Records from a collection
········
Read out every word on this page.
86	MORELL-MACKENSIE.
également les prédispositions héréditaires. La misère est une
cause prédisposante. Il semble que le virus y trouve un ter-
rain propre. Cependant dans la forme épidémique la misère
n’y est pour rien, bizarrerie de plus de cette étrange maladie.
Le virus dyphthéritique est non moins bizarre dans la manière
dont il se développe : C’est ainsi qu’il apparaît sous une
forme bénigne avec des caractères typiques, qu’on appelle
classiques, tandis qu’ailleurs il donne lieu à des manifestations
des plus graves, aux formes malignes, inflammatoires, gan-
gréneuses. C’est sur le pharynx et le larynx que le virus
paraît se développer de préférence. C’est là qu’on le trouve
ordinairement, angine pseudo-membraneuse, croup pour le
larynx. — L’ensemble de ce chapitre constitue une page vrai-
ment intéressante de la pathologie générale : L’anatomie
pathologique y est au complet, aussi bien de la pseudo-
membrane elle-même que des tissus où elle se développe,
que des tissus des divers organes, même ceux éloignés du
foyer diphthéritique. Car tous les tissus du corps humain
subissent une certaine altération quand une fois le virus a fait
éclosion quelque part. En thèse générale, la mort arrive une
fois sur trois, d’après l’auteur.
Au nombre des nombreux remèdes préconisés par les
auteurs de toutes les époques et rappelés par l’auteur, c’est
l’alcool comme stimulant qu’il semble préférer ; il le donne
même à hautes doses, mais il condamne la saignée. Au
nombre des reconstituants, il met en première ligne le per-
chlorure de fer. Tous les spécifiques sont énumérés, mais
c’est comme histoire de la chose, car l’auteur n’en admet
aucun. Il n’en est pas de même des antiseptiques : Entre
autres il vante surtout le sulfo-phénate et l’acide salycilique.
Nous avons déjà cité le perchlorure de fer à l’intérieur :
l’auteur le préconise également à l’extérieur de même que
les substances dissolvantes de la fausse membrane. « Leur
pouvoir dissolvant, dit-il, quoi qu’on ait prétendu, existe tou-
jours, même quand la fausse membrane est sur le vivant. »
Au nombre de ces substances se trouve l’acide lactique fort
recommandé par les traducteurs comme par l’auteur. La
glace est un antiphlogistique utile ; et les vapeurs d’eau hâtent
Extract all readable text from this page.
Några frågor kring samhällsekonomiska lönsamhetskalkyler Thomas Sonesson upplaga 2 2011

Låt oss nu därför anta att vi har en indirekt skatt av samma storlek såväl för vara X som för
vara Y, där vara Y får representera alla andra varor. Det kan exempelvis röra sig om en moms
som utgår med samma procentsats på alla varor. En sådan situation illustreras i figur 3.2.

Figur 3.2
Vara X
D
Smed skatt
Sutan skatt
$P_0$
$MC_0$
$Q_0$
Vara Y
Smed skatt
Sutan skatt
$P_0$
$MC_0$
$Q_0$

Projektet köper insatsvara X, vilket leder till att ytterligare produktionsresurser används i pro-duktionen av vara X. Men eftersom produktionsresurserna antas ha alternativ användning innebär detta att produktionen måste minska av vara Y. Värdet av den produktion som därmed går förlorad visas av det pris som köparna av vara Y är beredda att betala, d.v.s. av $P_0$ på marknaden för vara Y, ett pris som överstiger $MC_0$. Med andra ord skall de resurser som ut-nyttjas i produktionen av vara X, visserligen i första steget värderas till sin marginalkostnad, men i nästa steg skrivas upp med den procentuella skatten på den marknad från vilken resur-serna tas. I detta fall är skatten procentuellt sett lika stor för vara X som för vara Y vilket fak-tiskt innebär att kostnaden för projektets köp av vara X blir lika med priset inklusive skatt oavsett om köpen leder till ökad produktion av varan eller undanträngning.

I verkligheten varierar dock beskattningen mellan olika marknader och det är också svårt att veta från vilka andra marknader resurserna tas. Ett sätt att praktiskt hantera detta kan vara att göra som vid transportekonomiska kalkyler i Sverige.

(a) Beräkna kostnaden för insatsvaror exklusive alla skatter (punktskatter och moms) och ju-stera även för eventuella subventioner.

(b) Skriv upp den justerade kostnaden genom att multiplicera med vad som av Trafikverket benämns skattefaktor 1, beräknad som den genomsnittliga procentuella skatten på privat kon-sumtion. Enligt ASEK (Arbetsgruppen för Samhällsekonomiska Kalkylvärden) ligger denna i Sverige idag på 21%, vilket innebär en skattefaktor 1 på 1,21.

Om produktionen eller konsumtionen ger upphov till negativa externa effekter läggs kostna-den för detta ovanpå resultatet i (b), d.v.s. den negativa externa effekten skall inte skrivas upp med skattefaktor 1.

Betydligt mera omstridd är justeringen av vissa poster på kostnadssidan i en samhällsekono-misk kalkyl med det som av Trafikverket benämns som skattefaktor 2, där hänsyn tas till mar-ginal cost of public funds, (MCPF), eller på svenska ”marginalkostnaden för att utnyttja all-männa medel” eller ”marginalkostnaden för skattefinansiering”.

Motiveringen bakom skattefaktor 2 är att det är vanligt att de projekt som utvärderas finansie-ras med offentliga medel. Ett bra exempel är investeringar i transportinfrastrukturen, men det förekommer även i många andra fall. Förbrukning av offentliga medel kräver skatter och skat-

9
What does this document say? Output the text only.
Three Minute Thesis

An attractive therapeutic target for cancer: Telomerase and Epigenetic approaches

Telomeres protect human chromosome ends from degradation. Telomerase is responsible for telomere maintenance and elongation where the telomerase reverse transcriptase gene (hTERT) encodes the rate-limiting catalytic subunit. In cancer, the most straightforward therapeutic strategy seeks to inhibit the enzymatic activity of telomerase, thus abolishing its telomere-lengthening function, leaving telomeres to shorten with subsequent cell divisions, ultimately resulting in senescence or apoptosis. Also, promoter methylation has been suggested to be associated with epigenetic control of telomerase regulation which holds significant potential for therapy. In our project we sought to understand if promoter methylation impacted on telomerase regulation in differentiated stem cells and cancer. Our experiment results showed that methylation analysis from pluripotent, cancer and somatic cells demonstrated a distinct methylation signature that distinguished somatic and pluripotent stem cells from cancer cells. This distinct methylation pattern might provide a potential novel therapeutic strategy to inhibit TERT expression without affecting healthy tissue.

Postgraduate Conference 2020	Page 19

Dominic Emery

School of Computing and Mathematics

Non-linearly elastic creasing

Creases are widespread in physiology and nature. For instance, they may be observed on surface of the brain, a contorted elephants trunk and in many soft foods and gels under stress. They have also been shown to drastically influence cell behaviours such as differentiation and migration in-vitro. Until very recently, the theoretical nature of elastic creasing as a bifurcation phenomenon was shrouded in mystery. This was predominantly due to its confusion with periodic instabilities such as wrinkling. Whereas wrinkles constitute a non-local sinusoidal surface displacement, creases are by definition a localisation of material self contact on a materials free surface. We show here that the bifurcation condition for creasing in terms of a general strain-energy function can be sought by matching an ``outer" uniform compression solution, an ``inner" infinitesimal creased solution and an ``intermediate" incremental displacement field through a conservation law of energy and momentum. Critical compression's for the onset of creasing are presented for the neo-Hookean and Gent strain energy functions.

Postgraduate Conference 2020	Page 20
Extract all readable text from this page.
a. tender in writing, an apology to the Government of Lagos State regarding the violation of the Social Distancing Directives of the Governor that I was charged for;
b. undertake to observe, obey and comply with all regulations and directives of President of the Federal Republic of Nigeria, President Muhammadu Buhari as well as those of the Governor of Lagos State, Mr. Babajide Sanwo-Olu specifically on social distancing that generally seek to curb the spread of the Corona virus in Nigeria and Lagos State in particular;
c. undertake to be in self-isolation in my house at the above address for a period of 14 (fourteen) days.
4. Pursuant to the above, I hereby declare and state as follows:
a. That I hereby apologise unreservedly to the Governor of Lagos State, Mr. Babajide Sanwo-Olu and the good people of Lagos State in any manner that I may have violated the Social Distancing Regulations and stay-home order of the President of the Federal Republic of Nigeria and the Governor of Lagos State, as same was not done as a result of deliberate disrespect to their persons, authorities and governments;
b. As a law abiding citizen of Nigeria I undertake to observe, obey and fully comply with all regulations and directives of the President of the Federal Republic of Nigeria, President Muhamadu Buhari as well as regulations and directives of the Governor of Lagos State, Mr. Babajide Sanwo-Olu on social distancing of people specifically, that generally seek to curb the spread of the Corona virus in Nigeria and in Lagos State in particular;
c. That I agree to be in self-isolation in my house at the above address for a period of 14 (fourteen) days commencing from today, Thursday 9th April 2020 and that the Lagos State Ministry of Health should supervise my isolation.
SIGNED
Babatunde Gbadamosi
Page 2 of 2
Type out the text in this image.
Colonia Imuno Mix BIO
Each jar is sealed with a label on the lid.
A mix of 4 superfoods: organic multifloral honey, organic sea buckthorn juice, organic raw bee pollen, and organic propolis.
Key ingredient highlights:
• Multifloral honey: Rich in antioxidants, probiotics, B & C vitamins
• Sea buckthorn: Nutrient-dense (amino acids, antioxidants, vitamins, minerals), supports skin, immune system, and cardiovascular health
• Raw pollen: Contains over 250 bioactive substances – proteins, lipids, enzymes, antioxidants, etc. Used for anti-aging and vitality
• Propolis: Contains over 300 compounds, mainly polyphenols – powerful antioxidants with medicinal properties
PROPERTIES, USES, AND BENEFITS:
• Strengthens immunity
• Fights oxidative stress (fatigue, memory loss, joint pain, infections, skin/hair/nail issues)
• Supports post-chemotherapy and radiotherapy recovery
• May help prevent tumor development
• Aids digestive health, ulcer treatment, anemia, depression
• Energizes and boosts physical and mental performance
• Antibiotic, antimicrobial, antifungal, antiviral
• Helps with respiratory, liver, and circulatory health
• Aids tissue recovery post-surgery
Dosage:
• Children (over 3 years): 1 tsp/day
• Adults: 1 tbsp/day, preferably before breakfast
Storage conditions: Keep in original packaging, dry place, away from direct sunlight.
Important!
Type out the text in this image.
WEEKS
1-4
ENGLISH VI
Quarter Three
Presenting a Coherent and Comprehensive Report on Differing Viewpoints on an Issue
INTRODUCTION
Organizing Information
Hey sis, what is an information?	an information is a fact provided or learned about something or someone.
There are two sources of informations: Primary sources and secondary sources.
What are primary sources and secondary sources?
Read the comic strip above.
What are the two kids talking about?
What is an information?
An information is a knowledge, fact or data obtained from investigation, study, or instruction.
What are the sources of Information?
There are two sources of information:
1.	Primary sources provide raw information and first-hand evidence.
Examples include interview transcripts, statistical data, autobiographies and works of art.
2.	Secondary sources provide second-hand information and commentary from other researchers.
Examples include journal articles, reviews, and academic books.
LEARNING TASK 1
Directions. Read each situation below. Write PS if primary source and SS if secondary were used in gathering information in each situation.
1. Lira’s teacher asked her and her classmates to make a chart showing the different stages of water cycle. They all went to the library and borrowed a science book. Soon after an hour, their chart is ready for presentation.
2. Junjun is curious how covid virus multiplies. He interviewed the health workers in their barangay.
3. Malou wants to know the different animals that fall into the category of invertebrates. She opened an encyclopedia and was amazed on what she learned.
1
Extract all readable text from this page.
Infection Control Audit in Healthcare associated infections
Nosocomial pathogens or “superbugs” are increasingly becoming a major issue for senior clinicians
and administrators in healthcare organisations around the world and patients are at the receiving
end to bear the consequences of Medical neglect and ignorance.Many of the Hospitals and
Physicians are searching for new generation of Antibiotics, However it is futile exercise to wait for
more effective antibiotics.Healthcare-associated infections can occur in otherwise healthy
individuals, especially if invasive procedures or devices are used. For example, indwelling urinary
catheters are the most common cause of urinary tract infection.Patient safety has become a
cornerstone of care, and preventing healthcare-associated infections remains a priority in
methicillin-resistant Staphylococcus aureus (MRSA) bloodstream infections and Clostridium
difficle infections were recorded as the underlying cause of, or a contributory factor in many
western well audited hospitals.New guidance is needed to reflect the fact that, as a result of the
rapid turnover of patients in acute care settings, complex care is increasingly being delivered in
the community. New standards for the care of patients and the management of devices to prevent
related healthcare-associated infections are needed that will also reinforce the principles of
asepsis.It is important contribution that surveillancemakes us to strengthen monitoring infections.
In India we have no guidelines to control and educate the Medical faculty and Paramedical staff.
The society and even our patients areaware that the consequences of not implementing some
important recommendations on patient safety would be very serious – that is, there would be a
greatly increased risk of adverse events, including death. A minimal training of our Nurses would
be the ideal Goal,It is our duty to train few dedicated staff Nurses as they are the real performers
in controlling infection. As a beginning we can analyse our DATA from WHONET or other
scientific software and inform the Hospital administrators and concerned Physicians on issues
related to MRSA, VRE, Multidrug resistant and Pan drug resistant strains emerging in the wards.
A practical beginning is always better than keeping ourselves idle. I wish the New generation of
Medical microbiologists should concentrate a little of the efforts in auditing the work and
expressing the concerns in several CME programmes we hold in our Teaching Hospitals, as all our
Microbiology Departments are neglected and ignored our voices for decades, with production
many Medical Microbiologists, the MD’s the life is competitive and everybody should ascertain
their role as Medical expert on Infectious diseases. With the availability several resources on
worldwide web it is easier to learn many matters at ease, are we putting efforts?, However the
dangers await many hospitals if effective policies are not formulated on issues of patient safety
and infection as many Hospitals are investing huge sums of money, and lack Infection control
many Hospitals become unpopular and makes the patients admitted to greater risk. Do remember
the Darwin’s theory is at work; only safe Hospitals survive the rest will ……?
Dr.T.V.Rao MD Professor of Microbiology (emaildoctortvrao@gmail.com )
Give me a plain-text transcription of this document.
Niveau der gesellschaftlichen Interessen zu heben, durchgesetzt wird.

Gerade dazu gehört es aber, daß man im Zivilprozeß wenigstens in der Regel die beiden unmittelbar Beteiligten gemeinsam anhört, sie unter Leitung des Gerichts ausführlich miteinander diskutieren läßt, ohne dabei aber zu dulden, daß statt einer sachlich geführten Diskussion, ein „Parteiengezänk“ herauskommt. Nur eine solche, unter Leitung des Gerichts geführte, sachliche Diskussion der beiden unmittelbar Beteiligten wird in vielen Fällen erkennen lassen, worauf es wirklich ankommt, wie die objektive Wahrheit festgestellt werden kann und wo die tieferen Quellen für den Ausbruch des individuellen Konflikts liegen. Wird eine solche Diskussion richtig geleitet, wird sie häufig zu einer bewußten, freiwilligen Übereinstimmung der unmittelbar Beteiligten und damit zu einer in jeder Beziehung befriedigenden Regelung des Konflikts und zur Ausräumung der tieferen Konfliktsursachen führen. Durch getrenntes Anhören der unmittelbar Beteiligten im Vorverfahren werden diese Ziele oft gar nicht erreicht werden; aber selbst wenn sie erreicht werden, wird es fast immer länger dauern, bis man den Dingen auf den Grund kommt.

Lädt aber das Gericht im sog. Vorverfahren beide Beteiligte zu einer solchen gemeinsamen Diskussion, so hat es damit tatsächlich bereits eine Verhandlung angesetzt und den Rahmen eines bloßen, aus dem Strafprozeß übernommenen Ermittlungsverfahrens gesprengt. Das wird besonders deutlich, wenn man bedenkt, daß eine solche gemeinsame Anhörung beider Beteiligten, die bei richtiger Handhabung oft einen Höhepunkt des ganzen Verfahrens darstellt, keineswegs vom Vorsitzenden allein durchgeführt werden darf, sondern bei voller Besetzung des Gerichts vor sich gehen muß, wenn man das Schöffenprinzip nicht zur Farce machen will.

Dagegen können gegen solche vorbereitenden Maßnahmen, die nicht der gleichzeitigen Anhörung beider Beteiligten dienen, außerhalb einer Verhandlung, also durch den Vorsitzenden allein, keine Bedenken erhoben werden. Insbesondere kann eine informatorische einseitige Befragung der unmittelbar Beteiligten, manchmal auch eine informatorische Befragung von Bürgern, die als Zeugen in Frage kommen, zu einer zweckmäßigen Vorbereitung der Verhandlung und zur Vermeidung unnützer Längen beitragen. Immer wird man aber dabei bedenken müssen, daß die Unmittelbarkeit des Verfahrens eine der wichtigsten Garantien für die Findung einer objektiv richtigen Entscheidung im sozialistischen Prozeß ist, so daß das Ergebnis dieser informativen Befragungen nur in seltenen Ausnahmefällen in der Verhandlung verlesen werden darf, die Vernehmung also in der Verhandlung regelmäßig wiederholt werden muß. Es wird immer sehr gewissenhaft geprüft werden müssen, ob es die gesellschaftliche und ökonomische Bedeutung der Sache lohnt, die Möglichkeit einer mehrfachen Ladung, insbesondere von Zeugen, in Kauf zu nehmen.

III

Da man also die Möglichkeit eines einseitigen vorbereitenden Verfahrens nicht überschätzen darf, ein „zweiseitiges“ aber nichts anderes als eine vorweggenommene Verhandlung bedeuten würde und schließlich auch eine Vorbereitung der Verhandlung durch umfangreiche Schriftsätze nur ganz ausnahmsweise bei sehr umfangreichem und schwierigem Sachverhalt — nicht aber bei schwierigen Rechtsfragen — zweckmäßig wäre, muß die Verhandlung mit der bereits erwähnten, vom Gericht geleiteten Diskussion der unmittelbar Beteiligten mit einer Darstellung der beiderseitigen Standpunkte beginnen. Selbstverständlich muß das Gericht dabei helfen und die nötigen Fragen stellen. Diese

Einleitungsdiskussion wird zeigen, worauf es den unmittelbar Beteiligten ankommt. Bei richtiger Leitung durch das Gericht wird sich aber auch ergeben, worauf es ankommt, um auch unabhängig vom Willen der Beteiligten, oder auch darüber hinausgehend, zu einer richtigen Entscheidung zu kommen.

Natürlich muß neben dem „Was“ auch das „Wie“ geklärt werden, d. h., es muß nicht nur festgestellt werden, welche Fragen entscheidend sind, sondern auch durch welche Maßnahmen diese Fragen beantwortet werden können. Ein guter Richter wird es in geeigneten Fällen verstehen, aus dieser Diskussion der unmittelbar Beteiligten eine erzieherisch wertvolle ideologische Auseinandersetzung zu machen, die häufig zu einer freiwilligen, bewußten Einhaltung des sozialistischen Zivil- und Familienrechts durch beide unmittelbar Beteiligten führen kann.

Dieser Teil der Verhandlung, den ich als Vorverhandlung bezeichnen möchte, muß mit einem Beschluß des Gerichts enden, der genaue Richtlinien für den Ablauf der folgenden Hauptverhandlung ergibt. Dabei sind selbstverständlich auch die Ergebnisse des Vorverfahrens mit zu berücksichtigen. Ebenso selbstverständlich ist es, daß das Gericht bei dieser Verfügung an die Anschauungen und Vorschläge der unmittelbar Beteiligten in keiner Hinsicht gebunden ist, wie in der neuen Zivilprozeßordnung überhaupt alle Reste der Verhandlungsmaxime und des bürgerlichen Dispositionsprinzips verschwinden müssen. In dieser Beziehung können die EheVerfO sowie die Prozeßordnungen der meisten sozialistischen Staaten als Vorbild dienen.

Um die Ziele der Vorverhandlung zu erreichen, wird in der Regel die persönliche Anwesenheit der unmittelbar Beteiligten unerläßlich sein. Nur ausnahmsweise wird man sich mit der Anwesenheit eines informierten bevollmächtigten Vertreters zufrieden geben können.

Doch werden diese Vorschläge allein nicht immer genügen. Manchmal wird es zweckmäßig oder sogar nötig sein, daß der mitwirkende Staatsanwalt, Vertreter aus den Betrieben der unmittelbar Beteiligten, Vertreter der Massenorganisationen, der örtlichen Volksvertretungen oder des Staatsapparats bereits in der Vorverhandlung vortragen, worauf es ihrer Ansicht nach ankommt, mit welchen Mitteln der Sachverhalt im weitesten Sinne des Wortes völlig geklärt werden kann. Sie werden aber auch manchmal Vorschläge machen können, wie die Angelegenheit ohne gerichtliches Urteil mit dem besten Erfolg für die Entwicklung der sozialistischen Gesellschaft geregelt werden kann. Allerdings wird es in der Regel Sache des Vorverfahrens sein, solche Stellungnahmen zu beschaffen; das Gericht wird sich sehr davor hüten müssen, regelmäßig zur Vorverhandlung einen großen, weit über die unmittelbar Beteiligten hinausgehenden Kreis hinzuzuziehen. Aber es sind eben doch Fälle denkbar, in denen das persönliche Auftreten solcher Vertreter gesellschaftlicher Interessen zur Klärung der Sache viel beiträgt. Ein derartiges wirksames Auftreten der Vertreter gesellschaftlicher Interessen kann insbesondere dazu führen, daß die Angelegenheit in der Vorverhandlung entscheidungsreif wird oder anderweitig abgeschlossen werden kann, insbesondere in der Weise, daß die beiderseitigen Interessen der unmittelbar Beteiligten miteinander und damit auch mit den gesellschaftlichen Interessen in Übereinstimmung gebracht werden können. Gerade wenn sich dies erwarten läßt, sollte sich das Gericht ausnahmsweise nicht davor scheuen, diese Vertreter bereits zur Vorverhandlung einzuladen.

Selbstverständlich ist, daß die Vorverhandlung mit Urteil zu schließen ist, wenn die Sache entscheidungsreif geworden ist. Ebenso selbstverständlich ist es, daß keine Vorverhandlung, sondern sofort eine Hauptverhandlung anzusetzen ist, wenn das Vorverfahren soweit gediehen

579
········
Using the data above, return each line that includes the word "Postgraduate".

SOLUTION TO THIS PROBLEM:
Postgraduate Conference 2020	Page 19
Postgraduate Conference 2020	Page 20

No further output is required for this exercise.